#### Supplied records

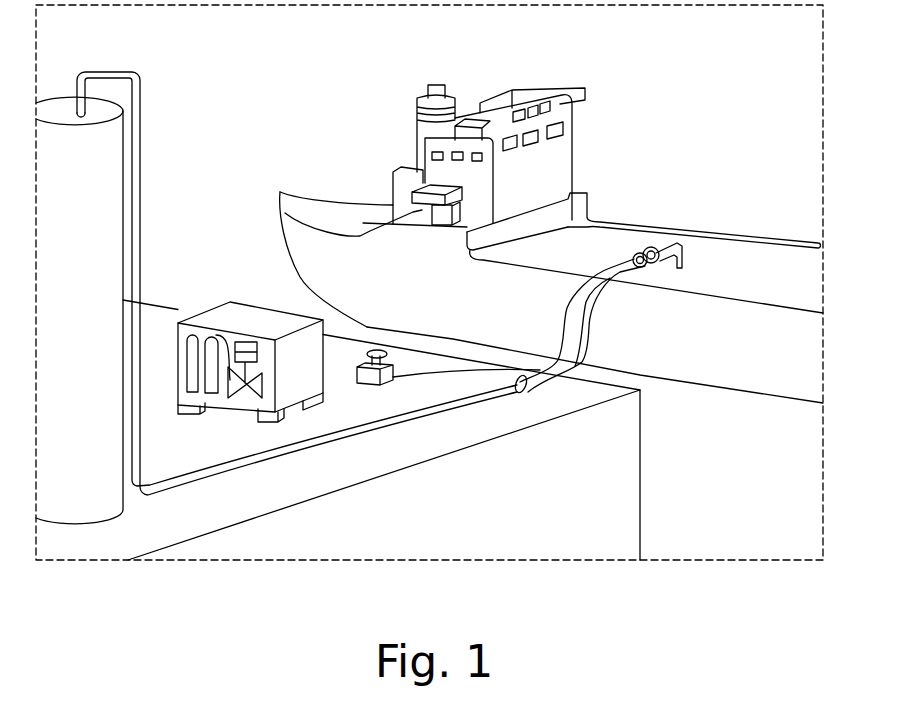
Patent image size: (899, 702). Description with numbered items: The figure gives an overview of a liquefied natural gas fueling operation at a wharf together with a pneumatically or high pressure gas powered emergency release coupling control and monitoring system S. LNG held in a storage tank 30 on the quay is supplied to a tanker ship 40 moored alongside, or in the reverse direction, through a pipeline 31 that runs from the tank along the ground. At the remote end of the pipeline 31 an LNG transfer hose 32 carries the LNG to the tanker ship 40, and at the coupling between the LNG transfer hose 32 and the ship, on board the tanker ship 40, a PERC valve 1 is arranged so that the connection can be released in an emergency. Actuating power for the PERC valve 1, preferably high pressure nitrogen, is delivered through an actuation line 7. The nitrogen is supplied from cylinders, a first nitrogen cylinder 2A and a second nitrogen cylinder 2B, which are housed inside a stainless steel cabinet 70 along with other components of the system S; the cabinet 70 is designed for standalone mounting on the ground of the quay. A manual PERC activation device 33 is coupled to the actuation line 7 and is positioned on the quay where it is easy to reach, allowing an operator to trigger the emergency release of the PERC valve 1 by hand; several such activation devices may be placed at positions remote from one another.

The pneumatically/high pressure gas powered emergency release coupling (PERC) valve 1 is at (666, 236).
The actuation line 7 is at (552, 304).
The first nitrogen cylinder 2A is at (187, 352).
The second nitrogen cylinder 2B is at (205, 357).
The storage tank 30 is at (57, 96).
The pipeline 31 is at (143, 95).
The LNG transfer hose 32 is at (613, 314).
The manual PERC activation device 33 is at (403, 400).
The tanker ship 40 is at (386, 135).
The cabinet 70 is at (243, 293).
The PERC control and monitoring system S is at (726, 478).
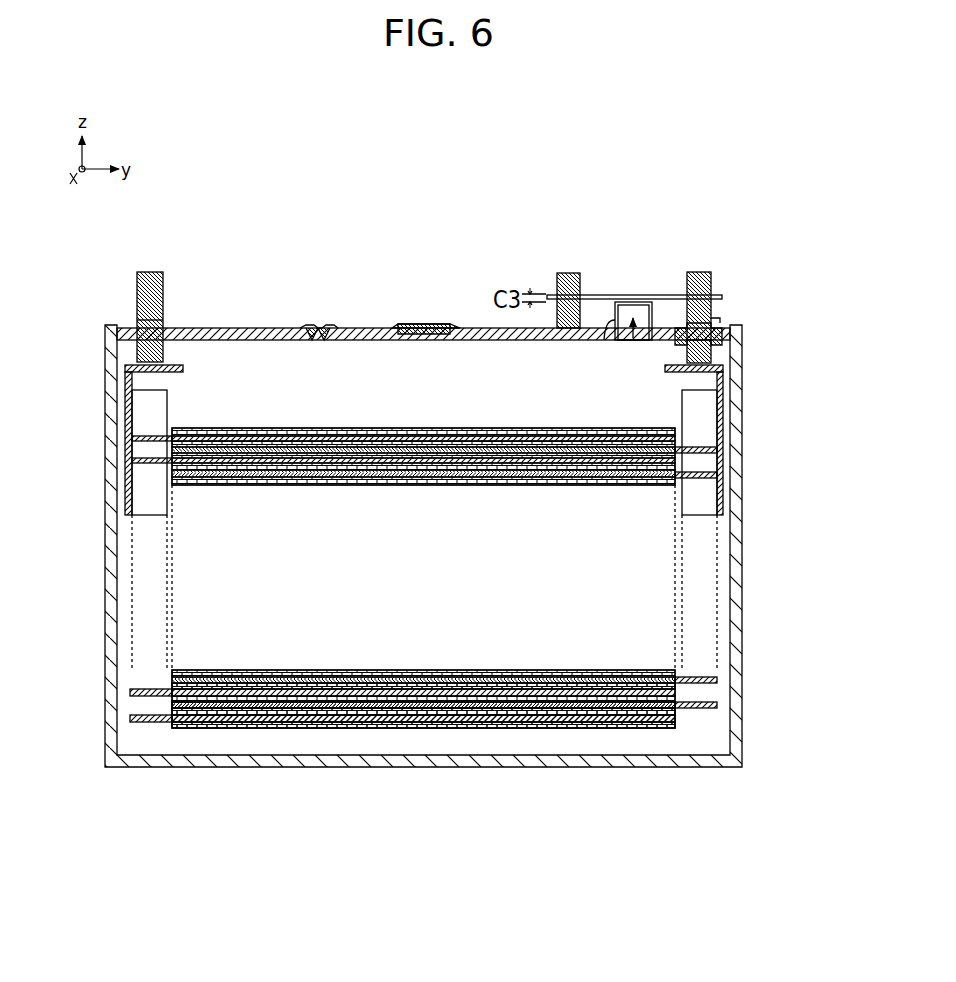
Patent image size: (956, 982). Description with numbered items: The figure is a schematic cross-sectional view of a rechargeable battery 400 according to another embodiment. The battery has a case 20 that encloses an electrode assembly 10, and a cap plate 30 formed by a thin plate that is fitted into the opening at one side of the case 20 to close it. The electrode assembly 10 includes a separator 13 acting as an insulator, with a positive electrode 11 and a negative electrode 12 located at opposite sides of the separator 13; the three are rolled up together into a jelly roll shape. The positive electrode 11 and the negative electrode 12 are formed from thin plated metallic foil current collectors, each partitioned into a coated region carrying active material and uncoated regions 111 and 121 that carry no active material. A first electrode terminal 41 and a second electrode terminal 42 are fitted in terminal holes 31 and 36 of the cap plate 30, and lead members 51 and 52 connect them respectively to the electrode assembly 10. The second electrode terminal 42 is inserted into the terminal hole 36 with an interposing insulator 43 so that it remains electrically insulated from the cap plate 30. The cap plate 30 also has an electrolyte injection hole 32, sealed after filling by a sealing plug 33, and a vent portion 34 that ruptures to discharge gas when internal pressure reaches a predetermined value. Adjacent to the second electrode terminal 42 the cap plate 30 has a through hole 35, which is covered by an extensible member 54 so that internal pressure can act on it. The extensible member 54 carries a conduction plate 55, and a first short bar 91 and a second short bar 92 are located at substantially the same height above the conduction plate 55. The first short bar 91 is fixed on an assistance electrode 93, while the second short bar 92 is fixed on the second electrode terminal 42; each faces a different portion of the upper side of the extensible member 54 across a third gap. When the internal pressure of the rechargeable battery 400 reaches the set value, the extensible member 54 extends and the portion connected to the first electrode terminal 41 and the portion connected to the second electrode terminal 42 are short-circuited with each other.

The rechargeable battery 400 is at (593, 146).
The case 20 is at (741, 555).
The cap plate 30 is at (250, 328).
The terminal hole 31 is at (160, 316).
The electrolyte injection hole 32 is at (318, 340).
The sealing plug 33 is at (318, 328).
The vent portion 34 is at (432, 326).
The through hole 35 is at (640, 342).
The terminal hole 36 is at (712, 322).
The first electrode terminal 41 is at (151, 272).
The second electrode terminal 42 is at (699, 272).
The insulator 43 is at (722, 330).
The lead member 51 is at (124, 382).
The lead member 52 is at (724, 375).
The extensible member 54 is at (614, 322).
The conduction plate 55 is at (630, 300).
The first short bar 91 is at (603, 295).
The second short bar 92 is at (647, 302).
The assistance electrode 93 is at (568, 272).
The electrode assembly 10 is at (495, 650).
The positive electrode 11 is at (252, 722).
The negative electrode 12 is at (298, 708).
The separator 13 is at (420, 686).
The uncoated region 111 is at (150, 722).
The uncoated region 121 is at (692, 708).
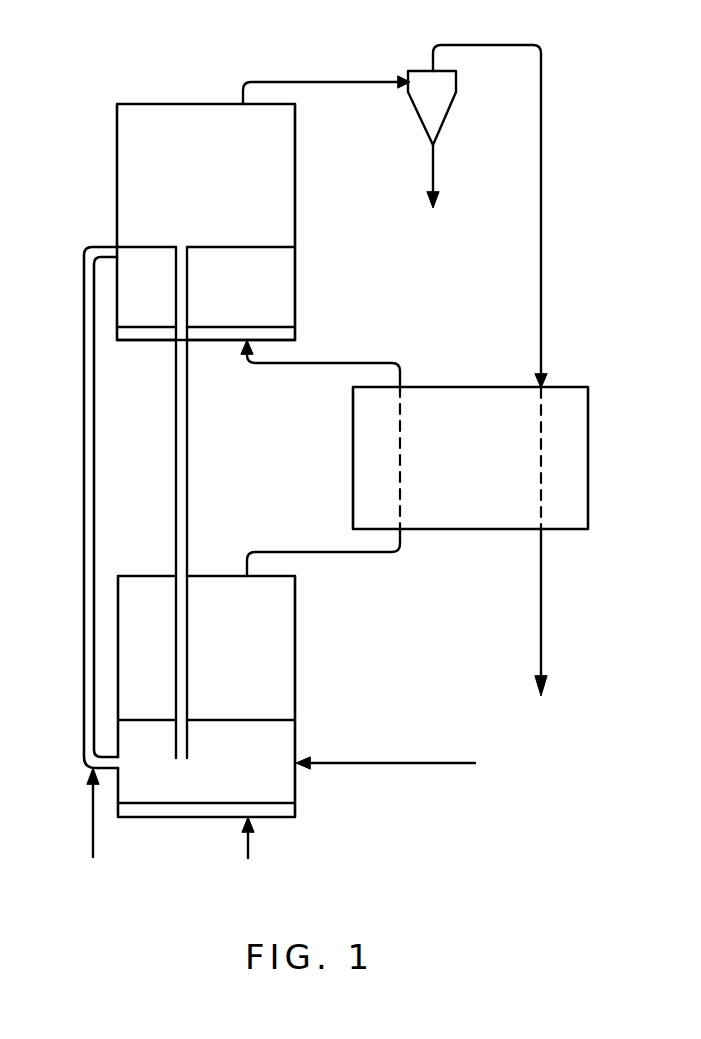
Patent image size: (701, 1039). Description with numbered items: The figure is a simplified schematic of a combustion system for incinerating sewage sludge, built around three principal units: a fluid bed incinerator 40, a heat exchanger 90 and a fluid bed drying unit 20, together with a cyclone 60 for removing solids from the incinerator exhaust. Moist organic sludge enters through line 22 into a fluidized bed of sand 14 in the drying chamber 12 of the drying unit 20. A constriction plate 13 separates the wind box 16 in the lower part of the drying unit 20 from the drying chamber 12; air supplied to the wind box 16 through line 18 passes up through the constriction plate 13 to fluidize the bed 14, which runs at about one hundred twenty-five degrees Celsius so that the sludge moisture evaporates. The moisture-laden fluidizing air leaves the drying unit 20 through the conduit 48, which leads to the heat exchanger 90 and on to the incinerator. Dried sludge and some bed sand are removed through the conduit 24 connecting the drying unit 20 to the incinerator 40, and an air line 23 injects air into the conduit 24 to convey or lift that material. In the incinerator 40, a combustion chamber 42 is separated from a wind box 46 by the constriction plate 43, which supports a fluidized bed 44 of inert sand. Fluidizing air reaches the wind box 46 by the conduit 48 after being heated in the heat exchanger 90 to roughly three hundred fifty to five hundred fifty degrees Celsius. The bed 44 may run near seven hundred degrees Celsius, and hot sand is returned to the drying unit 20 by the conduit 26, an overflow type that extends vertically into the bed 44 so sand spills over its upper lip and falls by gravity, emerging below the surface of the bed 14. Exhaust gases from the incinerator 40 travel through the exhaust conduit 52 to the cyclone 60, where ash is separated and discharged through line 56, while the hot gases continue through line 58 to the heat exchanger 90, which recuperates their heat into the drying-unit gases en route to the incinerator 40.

The drying chamber 12 is at (275, 686).
The constriction plate 13 is at (170, 804).
The fluidized bed of sand 14 is at (245, 771).
The wind box 16 is at (283, 810).
The air line 18 is at (250, 848).
The fluid bed drying unit 20 is at (296, 614).
The sludge feed line 22 is at (420, 762).
The air line 23 is at (90, 808).
The conduit 24 is at (84, 477).
The overflow conduit 26 is at (187, 483).
The fluid bed incinerator 40 is at (117, 130).
The combustion chamber 42 is at (275, 206).
The constriction plate 43 is at (265, 327).
The fluidized bed 44 is at (240, 291).
The wind box 46 is at (150, 336).
The conduit 48 is at (386, 363).
The exhaust conduit 52 is at (326, 80).
The solids discharge line 56 is at (435, 175).
The gas line 58 is at (542, 177).
The cyclone 60 is at (457, 90).
The heat exchanger 90 is at (588, 432).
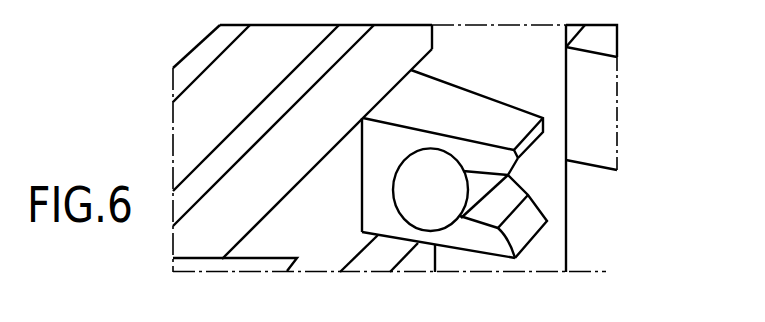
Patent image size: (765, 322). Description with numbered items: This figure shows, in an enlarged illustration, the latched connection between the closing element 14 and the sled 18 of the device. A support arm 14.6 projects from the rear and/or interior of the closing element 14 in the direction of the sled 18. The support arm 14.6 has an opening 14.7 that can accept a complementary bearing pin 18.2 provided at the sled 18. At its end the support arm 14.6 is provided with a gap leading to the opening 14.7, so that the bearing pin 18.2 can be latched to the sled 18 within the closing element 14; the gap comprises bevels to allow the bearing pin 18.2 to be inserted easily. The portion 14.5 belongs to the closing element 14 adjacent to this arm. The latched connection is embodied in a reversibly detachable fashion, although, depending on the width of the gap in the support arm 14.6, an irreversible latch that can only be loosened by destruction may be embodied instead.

########

▶ [Given task] Return all of the material above verbatim, line for line, omitting the pictures.

▶ [Output of the task]
Patent image size: (899, 702). Description with numbered items: The figure gives an overview of a liquefied natural gas fueling operation at a wharf together with a pneumatically or high pressure gas powered emergency release coupling control and monitoring system S. LNG held in a storage tank 30 on the quay is supplied to a tanker ship 40 moored alongside, or in the reverse direction, through a pipeline 31 that runs from the tank along the ground. At the remote end of the pipeline 31 an LNG transfer hose 32 carries the LNG to the tanker ship 40, and at the coupling between the LNG transfer hose 32 and the ship, on board the tanker ship 40, a PERC valve 1 is arranged so that the connection can be released in an emergency. Actuating power for the PERC valve 1, preferably high pressure nitrogen, is delivered through an actuation line 7. The nitrogen is supplied from cylinders, a first nitrogen cylinder 2A and a second nitrogen cylinder 2B, which are housed inside a stainless steel cabinet 70 along with other components of the system S; the cabinet 70 is designed for standalone mounting on the ground of the quay. A manual PERC activation device 33 is coupled to the actuation line 7 and is positioned on the quay where it is easy to reach, allowing an operator to trigger the emergency release of the PERC valve 1 by hand; several such activation devices may be placed at positions remote from one another.

The pneumatically/high pressure gas powered emergency release coupling (PERC) valve 1 is at (666, 236).
The actuation line 7 is at (552, 304).
The first nitrogen cylinder 2A is at (187, 352).
The second nitrogen cylinder 2B is at (205, 357).
The storage tank 30 is at (57, 96).
The pipeline 31 is at (143, 95).
The LNG transfer hose 32 is at (613, 314).
The manual PERC activation device 33 is at (403, 400).
The tanker ship 40 is at (386, 135).
The cabinet 70 is at (243, 293).
The PERC control and monitoring system S is at (726, 478).
Patent image size: (956, 982). Description with numbered items: The figure is a schematic cross-sectional view of a rechargeable battery 400 according to another embodiment. The battery has a case 20 that encloses an electrode assembly 10, and a cap plate 30 formed by a thin plate that is fitted into the opening at one side of the case 20 to close it. The electrode assembly 10 includes a separator 13 acting as an insulator, with a positive electrode 11 and a negative electrode 12 located at opposite sides of the separator 13; the three are rolled up together into a jelly roll shape. The positive electrode 11 and the negative electrode 12 are formed from thin plated metallic foil current collectors, each partitioned into a coated region carrying active material and uncoated regions 111 and 121 that carry no active material. A first electrode terminal 41 and a second electrode terminal 42 are fitted in terminal holes 31 and 36 of the cap plate 30, and lead members 51 and 52 connect them respectively to the electrode assembly 10. The second electrode terminal 42 is inserted into the terminal hole 36 with an interposing insulator 43 so that it remains electrically insulated from the cap plate 30. The cap plate 30 also has an electrolyte injection hole 32, sealed after filling by a sealing plug 33, and a vent portion 34 that ruptures to discharge gas when internal pressure reaches a predetermined value. Adjacent to the second electrode terminal 42 the cap plate 30 has a through hole 35, which is covered by an extensible member 54 so that internal pressure can act on it. The extensible member 54 carries a conduction plate 55, and a first short bar 91 and a second short bar 92 are located at substantially the same height above the conduction plate 55. The first short bar 91 is fixed on an assistance electrode 93, while the second short bar 92 is fixed on the second electrode terminal 42; each faces a different portion of the upper side of the extensible member 54 across a third gap. When the internal pressure of the rechargeable battery 400 reaches the set value, the extensible member 54 extends and the portion connected to the first electrode terminal 41 and the portion connected to the second electrode terminal 42 are short-circuited with each other.

The rechargeable battery 400 is at (593, 146).
The case 20 is at (741, 555).
The cap plate 30 is at (250, 328).
The terminal hole 31 is at (160, 316).
The electrolyte injection hole 32 is at (318, 340).
The sealing plug 33 is at (318, 328).
The vent portion 34 is at (432, 326).
The through hole 35 is at (640, 342).
The terminal hole 36 is at (712, 322).
The first electrode terminal 41 is at (151, 272).
The second electrode terminal 42 is at (699, 272).
The insulator 43 is at (722, 330).
The lead member 51 is at (124, 382).
The lead member 52 is at (724, 375).
The extensible member 54 is at (614, 322).
The conduction plate 55 is at (630, 300).
The first short bar 91 is at (603, 295).
The second short bar 92 is at (647, 302).
The assistance electrode 93 is at (568, 272).
The electrode assembly 10 is at (495, 650).
The positive electrode 11 is at (252, 722).
The negative electrode 12 is at (298, 708).
The separator 13 is at (420, 686).
The uncoated region 111 is at (150, 722).
The uncoated region 121 is at (692, 708).
Patent image size: (701, 1039). Description with numbered items: The figure is a simplified schematic of a combustion system for incinerating sewage sludge, built around three principal units: a fluid bed incinerator 40, a heat exchanger 90 and a fluid bed drying unit 20, together with a cyclone 60 for removing solids from the incinerator exhaust. Moist organic sludge enters through line 22 into a fluidized bed of sand 14 in the drying chamber 12 of the drying unit 20. A constriction plate 13 separates the wind box 16 in the lower part of the drying unit 20 from the drying chamber 12; air supplied to the wind box 16 through line 18 passes up through the constriction plate 13 to fluidize the bed 14, which runs at about one hundred twenty-five degrees Celsius so that the sludge moisture evaporates. The moisture-laden fluidizing air leaves the drying unit 20 through the conduit 48, which leads to the heat exchanger 90 and on to the incinerator. Dried sludge and some bed sand are removed through the conduit 24 connecting the drying unit 20 to the incinerator 40, and an air line 23 injects air into the conduit 24 to convey or lift that material. In the incinerator 40, a combustion chamber 42 is separated from a wind box 46 by the constriction plate 43, which supports a fluidized bed 44 of inert sand. Fluidizing air reaches the wind box 46 by the conduit 48 after being heated in the heat exchanger 90 to roughly three hundred fifty to five hundred fifty degrees Celsius. The bed 44 may run near seven hundred degrees Celsius, and hot sand is returned to the drying unit 20 by the conduit 26, an overflow type that extends vertically into the bed 44 so sand spills over its upper lip and falls by gravity, emerging below the surface of the bed 14. Exhaust gases from the incinerator 40 travel through the exhaust conduit 52 to the cyclone 60, where ash is separated and discharged through line 56, while the hot gases continue through line 58 to the heat exchanger 90, which recuperates their heat into the drying-unit gases en route to the incinerator 40.

The drying chamber 12 is at (275, 686).
The constriction plate 13 is at (170, 804).
The fluidized bed of sand 14 is at (245, 771).
The wind box 16 is at (283, 810).
The air line 18 is at (250, 848).
The fluid bed drying unit 20 is at (296, 614).
The sludge feed line 22 is at (420, 762).
The air line 23 is at (90, 808).
The conduit 24 is at (84, 477).
The overflow conduit 26 is at (187, 483).
The fluid bed incinerator 40 is at (117, 130).
The combustion chamber 42 is at (275, 206).
The constriction plate 43 is at (265, 327).
The fluidized bed 44 is at (240, 291).
The wind box 46 is at (150, 336).
The conduit 48 is at (386, 363).
The exhaust conduit 52 is at (326, 80).
The solids discharge line 56 is at (435, 175).
The gas line 58 is at (542, 177).
The cyclone 60 is at (457, 90).
The heat exchanger 90 is at (588, 432).
Patent image size: (765, 322). Description with numbered items: This figure shows, in an enlarged illustration, the latched connection between the closing element 14 and the sled 18 of the device. A support arm 14.6 projects from the rear and/or interior of the closing element 14 in the direction of the sled 18. The support arm 14.6 has an opening 14.7 that can accept a complementary bearing pin 18.2 provided at the sled 18. At its end the support arm 14.6 is provided with a gap leading to the opening 14.7, so that the bearing pin 18.2 can be latched to the sled 18 within the closing element 14; the gap comprises bevels to allow the bearing pin 18.2 to be inserted easily. The portion 14.5 belongs to the closing element 14 adjacent to this arm. The latched connection is embodied in a reversibly detachable fashion, although, depending on the width of the gap in the support arm 14.6, an irreversible latch that can only be loosened by destruction may be embodied instead.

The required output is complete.